## [Task brief]
Output the records. Match them exactly.

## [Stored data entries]

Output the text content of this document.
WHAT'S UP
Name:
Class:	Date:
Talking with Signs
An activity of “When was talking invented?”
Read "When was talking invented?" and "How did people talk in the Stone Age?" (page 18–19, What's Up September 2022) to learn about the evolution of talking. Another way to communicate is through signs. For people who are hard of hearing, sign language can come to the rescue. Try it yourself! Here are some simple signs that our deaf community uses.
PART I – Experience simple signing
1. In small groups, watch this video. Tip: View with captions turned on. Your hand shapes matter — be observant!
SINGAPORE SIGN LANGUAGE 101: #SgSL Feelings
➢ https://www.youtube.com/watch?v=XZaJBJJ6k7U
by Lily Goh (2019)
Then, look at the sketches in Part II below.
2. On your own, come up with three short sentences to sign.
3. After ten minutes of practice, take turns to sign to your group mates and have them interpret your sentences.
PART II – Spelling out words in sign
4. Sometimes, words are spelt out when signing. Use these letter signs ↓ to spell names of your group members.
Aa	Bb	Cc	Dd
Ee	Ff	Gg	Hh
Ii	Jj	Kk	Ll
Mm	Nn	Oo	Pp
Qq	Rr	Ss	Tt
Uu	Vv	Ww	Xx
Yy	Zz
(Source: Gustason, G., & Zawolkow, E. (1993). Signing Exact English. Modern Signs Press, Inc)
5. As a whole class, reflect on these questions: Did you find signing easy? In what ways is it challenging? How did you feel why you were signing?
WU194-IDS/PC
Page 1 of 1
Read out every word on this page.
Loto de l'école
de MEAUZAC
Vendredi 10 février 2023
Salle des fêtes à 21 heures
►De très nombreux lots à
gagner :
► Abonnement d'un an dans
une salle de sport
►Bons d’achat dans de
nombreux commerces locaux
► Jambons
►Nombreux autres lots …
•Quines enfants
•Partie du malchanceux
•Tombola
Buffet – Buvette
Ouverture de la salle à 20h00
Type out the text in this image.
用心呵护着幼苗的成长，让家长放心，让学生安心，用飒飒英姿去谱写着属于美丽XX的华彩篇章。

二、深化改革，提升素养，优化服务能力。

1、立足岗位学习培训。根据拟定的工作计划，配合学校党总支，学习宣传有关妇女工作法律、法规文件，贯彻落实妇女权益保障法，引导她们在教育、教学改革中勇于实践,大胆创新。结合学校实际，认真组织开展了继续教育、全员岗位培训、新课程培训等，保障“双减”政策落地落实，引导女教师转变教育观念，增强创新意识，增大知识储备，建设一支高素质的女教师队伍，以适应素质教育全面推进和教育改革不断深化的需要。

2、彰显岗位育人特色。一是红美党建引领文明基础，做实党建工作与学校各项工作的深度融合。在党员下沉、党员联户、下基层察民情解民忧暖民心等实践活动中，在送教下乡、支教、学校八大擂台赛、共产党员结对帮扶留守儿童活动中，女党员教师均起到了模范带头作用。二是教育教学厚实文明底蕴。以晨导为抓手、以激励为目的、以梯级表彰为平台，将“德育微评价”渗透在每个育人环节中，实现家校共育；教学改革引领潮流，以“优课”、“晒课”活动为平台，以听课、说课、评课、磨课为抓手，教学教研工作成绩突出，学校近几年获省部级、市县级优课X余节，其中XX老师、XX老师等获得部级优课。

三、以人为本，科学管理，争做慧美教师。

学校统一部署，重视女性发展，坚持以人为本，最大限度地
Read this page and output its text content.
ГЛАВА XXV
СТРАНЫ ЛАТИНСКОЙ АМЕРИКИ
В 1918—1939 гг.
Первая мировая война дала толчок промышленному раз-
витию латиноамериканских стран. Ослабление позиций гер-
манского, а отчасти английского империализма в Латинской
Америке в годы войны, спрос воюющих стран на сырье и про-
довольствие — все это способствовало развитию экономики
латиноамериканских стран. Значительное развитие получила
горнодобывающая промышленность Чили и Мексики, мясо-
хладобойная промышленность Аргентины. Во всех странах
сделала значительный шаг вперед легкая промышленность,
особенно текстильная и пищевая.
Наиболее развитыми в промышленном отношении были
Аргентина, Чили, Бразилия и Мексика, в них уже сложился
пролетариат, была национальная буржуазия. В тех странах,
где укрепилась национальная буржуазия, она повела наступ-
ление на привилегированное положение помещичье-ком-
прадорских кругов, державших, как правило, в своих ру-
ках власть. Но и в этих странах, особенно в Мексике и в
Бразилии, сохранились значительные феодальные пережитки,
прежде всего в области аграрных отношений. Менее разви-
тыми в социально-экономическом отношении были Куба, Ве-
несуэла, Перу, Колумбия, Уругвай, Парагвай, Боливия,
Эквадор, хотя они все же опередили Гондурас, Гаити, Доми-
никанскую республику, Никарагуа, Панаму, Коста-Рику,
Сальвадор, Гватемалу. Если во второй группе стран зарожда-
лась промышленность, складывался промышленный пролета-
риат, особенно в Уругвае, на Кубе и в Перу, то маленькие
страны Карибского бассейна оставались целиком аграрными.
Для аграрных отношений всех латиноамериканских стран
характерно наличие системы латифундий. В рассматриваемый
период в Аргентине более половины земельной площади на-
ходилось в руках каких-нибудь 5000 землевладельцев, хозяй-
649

## [Written response]
Output the text content of this document.
WHAT'S UP
Name:
Class:	Date:
Talking with Signs
An activity of “When was talking invented?”
Read "When was talking invented?" and "How did people talk in the Stone Age?" (page 18–19, What's Up September 2022) to learn about the evolution of talking. Another way to communicate is through signs. For people who are hard of hearing, sign language can come to the rescue. Try it yourself! Here are some simple signs that our deaf community uses.
PART I – Experience simple signing
1. In small groups, watch this video. Tip: View with captions turned on. Your hand shapes matter — be observant!
SINGAPORE SIGN LANGUAGE 101: #SgSL Feelings
➢ https://www.youtube.com/watch?v=XZaJBJJ6k7U
by Lily Goh (2019)
Then, look at the sketches in Part II below.
2. On your own, come up with three short sentences to sign.
3. After ten minutes of practice, take turns to sign to your group mates and have them interpret your sentences.
PART II – Spelling out words in sign
4. Sometimes, words are spelt out when signing. Use these letter signs ↓ to spell names of your group members.
Aa	Bb	Cc	Dd
Ee	Ff	Gg	Hh
Ii	Jj	Kk	Ll
Mm	Nn	Oo	Pp
Qq	Rr	Ss	Tt
Uu	Vv	Ww	Xx
Yy	Zz
(Source: Gustason, G., & Zawolkow, E. (1993). Signing Exact English. Modern Signs Press, Inc)
5. As a whole class, reflect on these questions: Did you find signing easy? In what ways is it challenging? How did you feel why you were signing?
WU194-IDS/PC
Page 1 of 1
Read out every word on this page.
Loto de l'école
de MEAUZAC
Vendredi 10 février 2023
Salle des fêtes à 21 heures
►De très nombreux lots à
gagner :
► Abonnement d'un an dans
une salle de sport
►Bons d’achat dans de
nombreux commerces locaux
► Jambons
►Nombreux autres lots …
•Quines enfants
•Partie du malchanceux
•Tombola
Buffet – Buvette
Ouverture de la salle à 20h00
Type out the text in this image.
用心呵护着幼苗的成长，让家长放心，让学生安心，用飒飒英姿去谱写着属于美丽XX的华彩篇章。

二、深化改革，提升素养，优化服务能力。

1、立足岗位学习培训。根据拟定的工作计划，配合学校党总支，学习宣传有关妇女工作法律、法规文件，贯彻落实妇女权益保障法，引导她们在教育、教学改革中勇于实践,大胆创新。结合学校实际，认真组织开展了继续教育、全员岗位培训、新课程培训等，保障“双减”政策落地落实，引导女教师转变教育观念，增强创新意识，增大知识储备，建设一支高素质的女教师队伍，以适应素质教育全面推进和教育改革不断深化的需要。

2、彰显岗位育人特色。一是红美党建引领文明基础，做实党建工作与学校各项工作的深度融合。在党员下沉、党员联户、下基层察民情解民忧暖民心等实践活动中，在送教下乡、支教、学校八大擂台赛、共产党员结对帮扶留守儿童活动中，女党员教师均起到了模范带头作用。二是教育教学厚实文明底蕴。以晨导为抓手、以激励为目的、以梯级表彰为平台，将“德育微评价”渗透在每个育人环节中，实现家校共育；教学改革引领潮流，以“优课”、“晒课”活动为平台，以听课、说课、评课、磨课为抓手，教学教研工作成绩突出，学校近几年获省部级、市县级优课X余节，其中XX老师、XX老师等获得部级优课。

三、以人为本，科学管理，争做慧美教师。

学校统一部署，重视女性发展，坚持以人为本，最大限度地
Read this page and output its text content.
ГЛАВА XXV
СТРАНЫ ЛАТИНСКОЙ АМЕРИКИ
В 1918—1939 гг.
Первая мировая война дала толчок промышленному раз-
витию латиноамериканских стран. Ослабление позиций гер-
манского, а отчасти английского империализма в Латинской
Америке в годы войны, спрос воюющих стран на сырье и про-
довольствие — все это способствовало развитию экономики
латиноамериканских стран. Значительное развитие получила
горнодобывающая промышленность Чили и Мексики, мясо-
хладобойная промышленность Аргентины. Во всех странах
сделала значительный шаг вперед легкая промышленность,
особенно текстильная и пищевая.
Наиболее развитыми в промышленном отношении были
Аргентина, Чили, Бразилия и Мексика, в них уже сложился
пролетариат, была национальная буржуазия. В тех странах,
где укрепилась национальная буржуазия, она повела наступ-
ление на привилегированное положение помещичье-ком-
прадорских кругов, державших, как правило, в своих ру-
ках власть. Но и в этих странах, особенно в Мексике и в
Бразилии, сохранились значительные феодальные пережитки,
прежде всего в области аграрных отношений. Менее разви-
тыми в социально-экономическом отношении были Куба, Ве-
несуэла, Перу, Колумбия, Уругвай, Парагвай, Боливия,
Эквадор, хотя они все же опередили Гондурас, Гаити, Доми-
никанскую республику, Никарагуа, Панаму, Коста-Рику,
Сальвадор, Гватемалу. Если во второй группе стран зарожда-
лась промышленность, складывался промышленный пролета-
риат, особенно в Уругвае, на Кубе и в Перу, то маленькие
страны Карибского бассейна оставались целиком аграрными.
Для аграрных отношений всех латиноамериканских стран
характерно наличие системы латифундий. В рассматриваемый
период в Аргентине более половины земельной площади на-
ходилось в руках каких-нибудь 5000 землевладельцев, хозяй-
649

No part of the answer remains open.